What this task involves: Only a number is wanted. Count the lines holding the string "text".

Data shown:
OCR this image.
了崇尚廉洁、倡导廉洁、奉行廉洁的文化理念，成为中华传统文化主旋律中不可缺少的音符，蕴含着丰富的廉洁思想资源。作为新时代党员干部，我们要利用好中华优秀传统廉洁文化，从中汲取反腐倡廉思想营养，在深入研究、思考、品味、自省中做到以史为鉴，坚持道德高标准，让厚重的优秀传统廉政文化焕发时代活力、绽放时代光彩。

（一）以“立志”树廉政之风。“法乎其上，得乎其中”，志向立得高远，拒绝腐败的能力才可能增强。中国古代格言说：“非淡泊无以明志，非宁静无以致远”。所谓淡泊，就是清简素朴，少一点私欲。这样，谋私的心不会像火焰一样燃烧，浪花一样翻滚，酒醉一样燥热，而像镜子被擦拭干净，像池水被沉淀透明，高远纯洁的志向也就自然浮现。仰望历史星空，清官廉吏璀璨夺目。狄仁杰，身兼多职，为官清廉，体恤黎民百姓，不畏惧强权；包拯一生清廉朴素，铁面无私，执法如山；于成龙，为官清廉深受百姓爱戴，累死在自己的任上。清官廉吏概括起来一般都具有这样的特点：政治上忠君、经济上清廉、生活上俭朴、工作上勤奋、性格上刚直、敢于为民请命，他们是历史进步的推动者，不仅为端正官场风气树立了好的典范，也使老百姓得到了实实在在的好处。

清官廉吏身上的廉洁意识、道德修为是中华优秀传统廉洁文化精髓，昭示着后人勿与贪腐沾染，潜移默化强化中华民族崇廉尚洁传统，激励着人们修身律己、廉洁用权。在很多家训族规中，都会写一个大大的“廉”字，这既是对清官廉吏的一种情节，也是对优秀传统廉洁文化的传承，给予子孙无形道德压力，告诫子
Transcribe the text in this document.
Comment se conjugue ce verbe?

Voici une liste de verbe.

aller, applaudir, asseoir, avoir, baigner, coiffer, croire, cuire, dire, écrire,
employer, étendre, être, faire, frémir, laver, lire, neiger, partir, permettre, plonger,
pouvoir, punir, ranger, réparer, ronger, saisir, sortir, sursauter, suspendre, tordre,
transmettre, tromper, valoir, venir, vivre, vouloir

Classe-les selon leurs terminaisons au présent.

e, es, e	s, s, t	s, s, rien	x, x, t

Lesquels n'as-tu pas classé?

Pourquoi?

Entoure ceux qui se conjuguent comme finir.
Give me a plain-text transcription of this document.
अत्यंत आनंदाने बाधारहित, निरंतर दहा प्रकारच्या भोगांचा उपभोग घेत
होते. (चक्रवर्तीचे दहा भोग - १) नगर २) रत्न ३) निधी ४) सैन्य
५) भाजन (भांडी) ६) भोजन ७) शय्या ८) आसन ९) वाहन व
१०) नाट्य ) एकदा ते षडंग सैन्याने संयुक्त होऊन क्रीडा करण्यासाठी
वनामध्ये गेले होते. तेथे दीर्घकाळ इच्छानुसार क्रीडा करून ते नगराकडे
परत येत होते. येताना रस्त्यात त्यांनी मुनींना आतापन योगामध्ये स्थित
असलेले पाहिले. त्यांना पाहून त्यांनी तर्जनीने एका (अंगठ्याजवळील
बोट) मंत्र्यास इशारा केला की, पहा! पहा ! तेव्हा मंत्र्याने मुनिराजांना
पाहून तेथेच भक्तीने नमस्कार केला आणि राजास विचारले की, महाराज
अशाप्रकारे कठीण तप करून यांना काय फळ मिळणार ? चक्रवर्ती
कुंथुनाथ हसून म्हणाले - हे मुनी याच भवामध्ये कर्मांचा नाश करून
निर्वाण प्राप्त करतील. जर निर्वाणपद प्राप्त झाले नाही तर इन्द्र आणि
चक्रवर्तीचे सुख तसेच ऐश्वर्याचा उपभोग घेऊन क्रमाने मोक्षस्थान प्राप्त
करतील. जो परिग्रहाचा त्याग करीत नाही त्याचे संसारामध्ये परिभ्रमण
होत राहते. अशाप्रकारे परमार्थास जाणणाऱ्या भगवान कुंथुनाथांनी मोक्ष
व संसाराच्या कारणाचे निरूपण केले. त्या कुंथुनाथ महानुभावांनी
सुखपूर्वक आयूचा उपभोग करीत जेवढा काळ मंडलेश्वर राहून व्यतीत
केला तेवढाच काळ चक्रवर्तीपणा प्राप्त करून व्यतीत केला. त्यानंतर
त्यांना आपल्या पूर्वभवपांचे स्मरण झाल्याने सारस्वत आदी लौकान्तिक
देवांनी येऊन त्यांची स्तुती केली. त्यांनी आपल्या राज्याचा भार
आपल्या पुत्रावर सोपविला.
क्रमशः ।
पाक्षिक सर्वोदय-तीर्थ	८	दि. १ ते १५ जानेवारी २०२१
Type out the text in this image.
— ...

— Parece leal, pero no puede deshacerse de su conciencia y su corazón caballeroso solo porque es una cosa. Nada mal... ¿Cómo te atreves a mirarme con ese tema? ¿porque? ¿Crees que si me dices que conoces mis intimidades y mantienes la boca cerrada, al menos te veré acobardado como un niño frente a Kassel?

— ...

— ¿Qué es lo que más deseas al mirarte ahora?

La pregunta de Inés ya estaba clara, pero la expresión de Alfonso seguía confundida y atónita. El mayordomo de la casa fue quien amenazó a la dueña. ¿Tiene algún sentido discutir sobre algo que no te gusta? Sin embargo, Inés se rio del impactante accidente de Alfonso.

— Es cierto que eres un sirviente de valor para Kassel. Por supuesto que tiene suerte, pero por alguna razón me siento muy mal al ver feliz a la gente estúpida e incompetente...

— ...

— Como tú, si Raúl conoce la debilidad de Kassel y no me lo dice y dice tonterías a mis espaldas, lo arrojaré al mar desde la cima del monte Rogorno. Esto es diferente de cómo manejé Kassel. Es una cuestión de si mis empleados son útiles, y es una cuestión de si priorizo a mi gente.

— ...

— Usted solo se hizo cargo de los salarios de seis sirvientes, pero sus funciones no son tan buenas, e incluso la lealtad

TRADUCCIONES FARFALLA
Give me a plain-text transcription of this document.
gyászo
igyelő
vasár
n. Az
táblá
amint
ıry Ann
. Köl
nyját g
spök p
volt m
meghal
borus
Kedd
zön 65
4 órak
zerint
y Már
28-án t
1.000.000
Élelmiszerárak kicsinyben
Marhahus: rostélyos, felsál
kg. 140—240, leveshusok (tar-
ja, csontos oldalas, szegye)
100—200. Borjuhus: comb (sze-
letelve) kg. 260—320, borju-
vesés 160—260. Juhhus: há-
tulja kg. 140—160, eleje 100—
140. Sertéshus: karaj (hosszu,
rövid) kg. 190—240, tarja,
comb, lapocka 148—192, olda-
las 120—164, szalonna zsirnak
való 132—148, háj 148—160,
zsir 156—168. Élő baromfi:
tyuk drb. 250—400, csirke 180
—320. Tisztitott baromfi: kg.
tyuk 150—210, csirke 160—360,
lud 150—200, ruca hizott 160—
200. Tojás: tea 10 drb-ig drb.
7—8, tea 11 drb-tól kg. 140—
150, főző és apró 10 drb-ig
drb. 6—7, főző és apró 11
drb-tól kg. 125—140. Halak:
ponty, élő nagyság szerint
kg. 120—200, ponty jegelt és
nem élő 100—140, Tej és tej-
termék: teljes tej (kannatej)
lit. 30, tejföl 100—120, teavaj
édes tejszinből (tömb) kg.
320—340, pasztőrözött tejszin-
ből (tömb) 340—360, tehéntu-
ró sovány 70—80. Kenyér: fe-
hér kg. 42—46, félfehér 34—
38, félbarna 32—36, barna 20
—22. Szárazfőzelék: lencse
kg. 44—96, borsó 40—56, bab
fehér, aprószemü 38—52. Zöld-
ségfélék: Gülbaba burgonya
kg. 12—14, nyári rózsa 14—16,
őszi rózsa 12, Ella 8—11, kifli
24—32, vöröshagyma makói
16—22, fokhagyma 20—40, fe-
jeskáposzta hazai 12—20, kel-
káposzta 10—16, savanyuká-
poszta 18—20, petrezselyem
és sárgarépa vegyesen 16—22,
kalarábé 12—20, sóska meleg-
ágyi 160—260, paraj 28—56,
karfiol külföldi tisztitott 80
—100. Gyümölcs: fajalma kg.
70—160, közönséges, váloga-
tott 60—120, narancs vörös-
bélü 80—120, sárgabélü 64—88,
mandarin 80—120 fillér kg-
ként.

Output of the task: 4